Task material:

BEGIN

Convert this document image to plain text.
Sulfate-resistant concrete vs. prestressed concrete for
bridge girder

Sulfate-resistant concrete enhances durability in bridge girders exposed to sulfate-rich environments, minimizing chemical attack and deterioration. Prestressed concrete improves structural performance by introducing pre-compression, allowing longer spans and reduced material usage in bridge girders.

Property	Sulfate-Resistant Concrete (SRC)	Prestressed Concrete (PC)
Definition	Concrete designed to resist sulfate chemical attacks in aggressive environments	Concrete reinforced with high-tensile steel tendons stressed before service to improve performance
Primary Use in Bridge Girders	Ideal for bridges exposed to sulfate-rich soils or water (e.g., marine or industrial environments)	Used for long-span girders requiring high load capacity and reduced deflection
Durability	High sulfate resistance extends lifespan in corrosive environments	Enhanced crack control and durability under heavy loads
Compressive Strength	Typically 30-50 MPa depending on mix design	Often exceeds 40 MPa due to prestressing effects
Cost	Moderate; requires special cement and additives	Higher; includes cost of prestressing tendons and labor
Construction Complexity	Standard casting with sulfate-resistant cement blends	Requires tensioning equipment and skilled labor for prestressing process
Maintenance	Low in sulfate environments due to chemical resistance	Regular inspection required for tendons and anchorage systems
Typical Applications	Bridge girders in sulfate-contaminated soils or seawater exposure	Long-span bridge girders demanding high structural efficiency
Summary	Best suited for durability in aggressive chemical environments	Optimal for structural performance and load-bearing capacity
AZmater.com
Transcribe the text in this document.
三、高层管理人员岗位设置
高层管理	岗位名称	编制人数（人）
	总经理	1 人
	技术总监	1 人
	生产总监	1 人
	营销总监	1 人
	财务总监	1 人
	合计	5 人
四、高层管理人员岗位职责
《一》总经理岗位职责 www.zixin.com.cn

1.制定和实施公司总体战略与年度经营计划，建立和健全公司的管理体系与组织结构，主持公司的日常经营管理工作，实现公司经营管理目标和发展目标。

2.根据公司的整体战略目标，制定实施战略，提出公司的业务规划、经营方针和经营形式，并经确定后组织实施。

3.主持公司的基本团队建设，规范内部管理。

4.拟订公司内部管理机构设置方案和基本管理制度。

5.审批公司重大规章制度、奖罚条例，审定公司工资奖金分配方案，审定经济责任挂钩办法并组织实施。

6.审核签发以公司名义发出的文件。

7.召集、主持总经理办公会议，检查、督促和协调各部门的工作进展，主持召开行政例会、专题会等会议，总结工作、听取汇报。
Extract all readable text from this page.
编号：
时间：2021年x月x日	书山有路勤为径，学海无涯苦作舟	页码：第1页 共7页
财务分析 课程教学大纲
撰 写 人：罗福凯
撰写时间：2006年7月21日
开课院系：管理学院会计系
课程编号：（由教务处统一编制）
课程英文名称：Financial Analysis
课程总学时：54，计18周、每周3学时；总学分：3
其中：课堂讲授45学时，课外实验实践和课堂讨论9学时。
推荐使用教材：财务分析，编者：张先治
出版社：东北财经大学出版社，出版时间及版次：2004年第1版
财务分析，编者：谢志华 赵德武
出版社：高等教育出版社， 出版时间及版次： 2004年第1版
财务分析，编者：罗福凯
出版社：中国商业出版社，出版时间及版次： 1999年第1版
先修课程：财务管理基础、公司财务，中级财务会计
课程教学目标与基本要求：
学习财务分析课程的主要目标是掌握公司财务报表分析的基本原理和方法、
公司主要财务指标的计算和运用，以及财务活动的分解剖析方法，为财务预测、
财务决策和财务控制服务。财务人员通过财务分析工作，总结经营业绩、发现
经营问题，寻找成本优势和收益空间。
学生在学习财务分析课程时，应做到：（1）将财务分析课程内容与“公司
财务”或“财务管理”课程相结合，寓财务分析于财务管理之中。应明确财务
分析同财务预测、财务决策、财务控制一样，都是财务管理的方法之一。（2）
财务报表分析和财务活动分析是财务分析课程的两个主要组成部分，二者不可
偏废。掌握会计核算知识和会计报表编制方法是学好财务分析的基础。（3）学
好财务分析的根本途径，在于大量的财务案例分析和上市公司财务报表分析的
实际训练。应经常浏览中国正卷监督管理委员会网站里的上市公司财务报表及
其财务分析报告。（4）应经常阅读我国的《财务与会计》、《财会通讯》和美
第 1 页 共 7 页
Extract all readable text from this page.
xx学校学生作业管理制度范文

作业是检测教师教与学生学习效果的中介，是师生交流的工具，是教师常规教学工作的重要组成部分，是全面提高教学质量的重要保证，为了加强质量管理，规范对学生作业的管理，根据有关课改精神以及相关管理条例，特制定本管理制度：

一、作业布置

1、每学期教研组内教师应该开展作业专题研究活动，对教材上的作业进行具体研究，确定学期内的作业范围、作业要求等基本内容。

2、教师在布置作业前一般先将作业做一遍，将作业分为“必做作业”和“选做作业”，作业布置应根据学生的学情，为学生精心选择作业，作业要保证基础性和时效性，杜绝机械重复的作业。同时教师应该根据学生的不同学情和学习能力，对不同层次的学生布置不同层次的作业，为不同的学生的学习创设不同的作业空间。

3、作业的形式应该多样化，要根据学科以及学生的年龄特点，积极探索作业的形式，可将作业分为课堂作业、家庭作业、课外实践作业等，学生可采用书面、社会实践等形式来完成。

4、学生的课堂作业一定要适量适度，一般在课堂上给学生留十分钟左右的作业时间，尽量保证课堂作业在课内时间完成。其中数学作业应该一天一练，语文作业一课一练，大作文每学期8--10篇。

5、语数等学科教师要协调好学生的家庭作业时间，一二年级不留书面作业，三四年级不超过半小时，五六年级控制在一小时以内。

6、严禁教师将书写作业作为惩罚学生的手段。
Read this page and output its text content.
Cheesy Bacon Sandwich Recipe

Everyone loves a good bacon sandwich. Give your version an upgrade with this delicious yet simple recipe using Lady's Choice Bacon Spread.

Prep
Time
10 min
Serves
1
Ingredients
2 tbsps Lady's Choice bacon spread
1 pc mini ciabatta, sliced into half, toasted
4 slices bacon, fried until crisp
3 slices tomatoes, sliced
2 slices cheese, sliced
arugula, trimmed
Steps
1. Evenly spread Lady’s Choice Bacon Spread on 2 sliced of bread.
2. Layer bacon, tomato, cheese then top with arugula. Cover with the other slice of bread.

END

What the task asks: Show the lines from the data above that contain the string "girders".

Answer to this problem:
Sulfate-resistant concrete enhances durability in bridge girders exposed to sulfate-rich environments, minimizing chemical attack and deterioration. Prestressed concrete improves structural performance by introducing pre-compression, allowing longer spans and reduced material usage in bridge girders.
Primary Use in Bridge Girders	Ideal for bridges exposed to sulfate-rich soils or water (e.g., marine or industrial environments)	Used for long-span girders requiring high load capacity and reduced deflection
Typical Applications	Bridge girders in sulfate-contaminated soils or seawater exposure	Long-span bridge girders demanding high structural efficiency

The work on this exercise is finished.